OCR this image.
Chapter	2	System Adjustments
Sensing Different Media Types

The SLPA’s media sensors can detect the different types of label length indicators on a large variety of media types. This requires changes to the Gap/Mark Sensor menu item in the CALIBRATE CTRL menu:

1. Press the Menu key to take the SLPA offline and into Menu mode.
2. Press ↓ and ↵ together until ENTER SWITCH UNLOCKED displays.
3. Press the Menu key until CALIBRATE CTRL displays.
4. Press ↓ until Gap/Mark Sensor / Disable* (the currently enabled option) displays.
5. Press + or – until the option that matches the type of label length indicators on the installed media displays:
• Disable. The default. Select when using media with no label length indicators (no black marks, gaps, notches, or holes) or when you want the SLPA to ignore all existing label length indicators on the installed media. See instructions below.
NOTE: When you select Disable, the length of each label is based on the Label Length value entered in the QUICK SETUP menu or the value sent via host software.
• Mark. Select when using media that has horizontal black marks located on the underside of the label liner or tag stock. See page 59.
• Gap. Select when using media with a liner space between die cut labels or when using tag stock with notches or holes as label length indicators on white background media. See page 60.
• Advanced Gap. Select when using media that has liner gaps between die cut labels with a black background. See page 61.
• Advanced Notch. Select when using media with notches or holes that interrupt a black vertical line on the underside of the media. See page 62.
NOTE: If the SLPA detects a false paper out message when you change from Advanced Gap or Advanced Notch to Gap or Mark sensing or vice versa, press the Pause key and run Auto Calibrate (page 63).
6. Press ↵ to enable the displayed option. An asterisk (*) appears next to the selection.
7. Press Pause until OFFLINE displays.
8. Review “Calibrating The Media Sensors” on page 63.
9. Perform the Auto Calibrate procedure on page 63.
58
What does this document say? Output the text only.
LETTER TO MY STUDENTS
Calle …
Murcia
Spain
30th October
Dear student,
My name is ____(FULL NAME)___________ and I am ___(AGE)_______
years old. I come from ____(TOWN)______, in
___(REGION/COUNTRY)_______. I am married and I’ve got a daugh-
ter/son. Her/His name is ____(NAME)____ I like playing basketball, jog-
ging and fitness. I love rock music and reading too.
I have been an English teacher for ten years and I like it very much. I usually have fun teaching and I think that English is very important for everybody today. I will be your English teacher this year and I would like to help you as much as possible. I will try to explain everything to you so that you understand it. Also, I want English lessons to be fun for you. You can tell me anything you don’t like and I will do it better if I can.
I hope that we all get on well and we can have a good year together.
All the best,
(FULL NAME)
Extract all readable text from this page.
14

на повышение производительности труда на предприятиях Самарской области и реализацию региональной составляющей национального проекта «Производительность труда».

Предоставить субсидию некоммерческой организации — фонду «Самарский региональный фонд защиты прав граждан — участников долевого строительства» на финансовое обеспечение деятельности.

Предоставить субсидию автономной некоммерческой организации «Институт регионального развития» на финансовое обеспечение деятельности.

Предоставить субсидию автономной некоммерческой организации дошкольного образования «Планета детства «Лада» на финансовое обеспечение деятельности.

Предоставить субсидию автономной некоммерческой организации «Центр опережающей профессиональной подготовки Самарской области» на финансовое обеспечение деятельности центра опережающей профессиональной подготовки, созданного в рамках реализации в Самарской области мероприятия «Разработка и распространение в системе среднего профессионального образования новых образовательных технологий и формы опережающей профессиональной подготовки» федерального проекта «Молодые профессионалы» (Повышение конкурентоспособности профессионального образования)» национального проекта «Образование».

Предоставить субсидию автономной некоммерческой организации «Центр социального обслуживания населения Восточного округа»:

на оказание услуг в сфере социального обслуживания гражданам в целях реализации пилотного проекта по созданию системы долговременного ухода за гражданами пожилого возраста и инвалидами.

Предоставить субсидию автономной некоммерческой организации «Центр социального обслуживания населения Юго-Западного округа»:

PROBLEM TO SOLVE :: In the entries above, find each line with the word "Auto" and show it.

REPLY ::
NOTE: If the SLPA detects a false paper out message when you change from Advanced Gap or Advanced Notch to Gap or Mark sensing or vice versa, press the Pause key and run Auto Calibrate (page 63).
9. Perform the Auto Calibrate procedure on page 63.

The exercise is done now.